REQUEST:
Go through the listing and set it down exactly, leaving out its pictures.

DATA FOR THE TASK:
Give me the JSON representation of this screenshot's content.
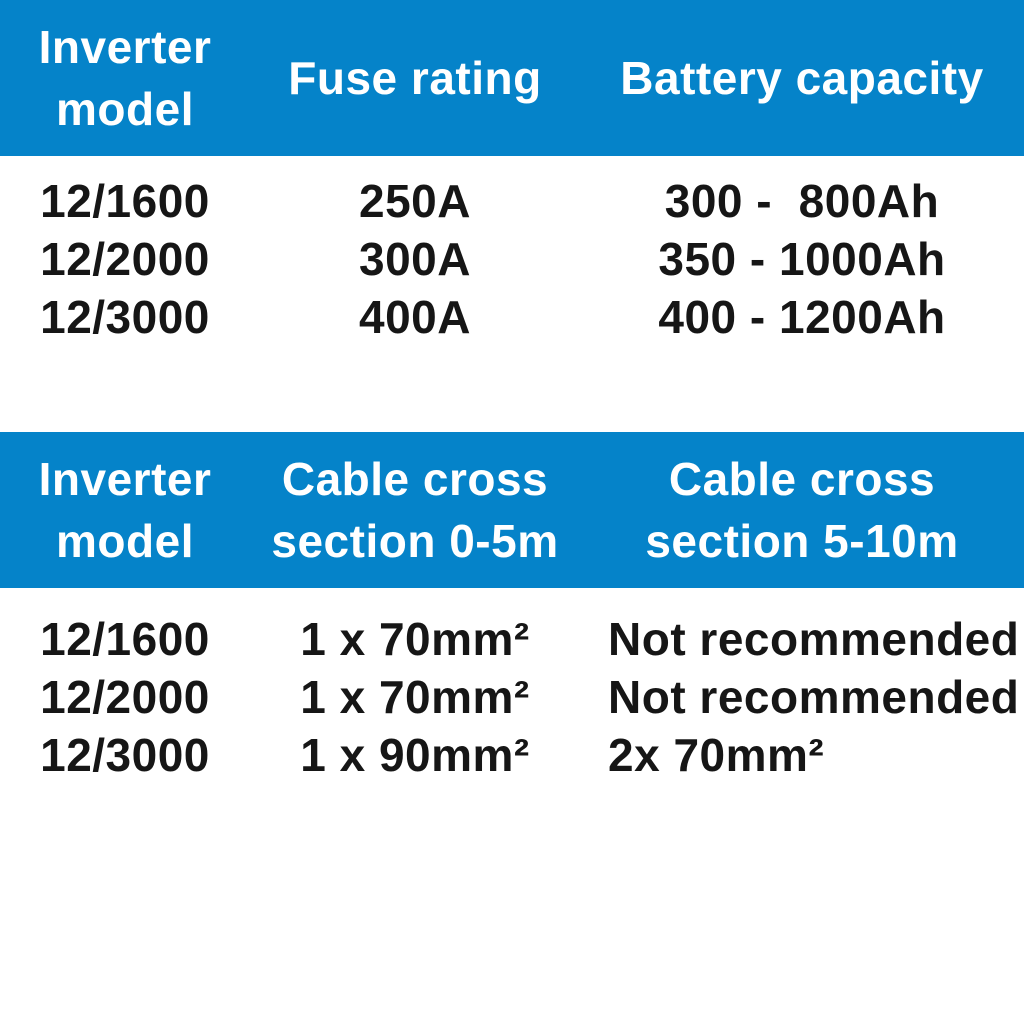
{
  "colors": {
    "header_bg": "#0583c9",
    "header_text": "#ffffff",
    "body_text": "#161616",
    "page_bg": "#ffffff"
  },
  "tables": [
    {
      "name": "fuse-and-battery-capacity",
      "columns": [
        "Inverter\nmodel",
        "Fuse rating",
        "Battery capacity"
      ],
      "rows": [
        [
          "12/1600",
          "250A",
          "300 -  800Ah"
        ],
        [
          "12/2000",
          "300A",
          "350 - 1000Ah"
        ],
        [
          "12/3000",
          "400A",
          "400 - 1200Ah"
        ]
      ]
    },
    {
      "name": "cable-cross-section",
      "columns": [
        "Inverter\nmodel",
        "Cable cross\nsection 0-5m",
        "Cable cross\nsection 5-10m"
      ],
      "rows": [
        [
          "12/1600",
          "1 x 70mm²",
          "Not recommended"
        ],
        [
          "12/2000",
          "1 x 70mm²",
          "Not recommended"
        ],
        [
          "12/3000",
          "1 x 90mm²",
          "2x 70mm²"
        ]
      ]
    }
  ]
}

RESULT OF THIS EXERCISE:
Give me the JSON representation of this screenshot's content.
{
  "colors": {
    "header_bg": "#0583c9",
    "header_text": "#ffffff",
    "body_text": "#161616",
    "page_bg": "#ffffff"
  },
  "tables": [
    {
      "name": "fuse-and-battery-capacity",
      "columns": [
        "Inverter\nmodel",
        "Fuse rating",
        "Battery capacity"
      ],
      "rows": [
        [
          "12/1600",
          "250A",
          "300 -  800Ah"
        ],
        [
          "12/2000",
          "300A",
          "350 - 1000Ah"
        ],
        [
          "12/3000",
          "400A",
          "400 - 1200Ah"
        ]
      ]
    },
    {
      "name": "cable-cross-section",
      "columns": [
        "Inverter\nmodel",
        "Cable cross\nsection 0-5m",
        "Cable cross\nsection 5-10m"
      ],
      "rows": [
        [
          "12/1600",
          "1 x 70mm²",
          "Not recommended"
        ],
        [
          "12/2000",
          "1 x 70mm²",
          "Not recommended"
        ],
        [
          "12/3000",
          "1 x 90mm²",
          "2x 70mm²"
        ]
      ]
    }
  ]
}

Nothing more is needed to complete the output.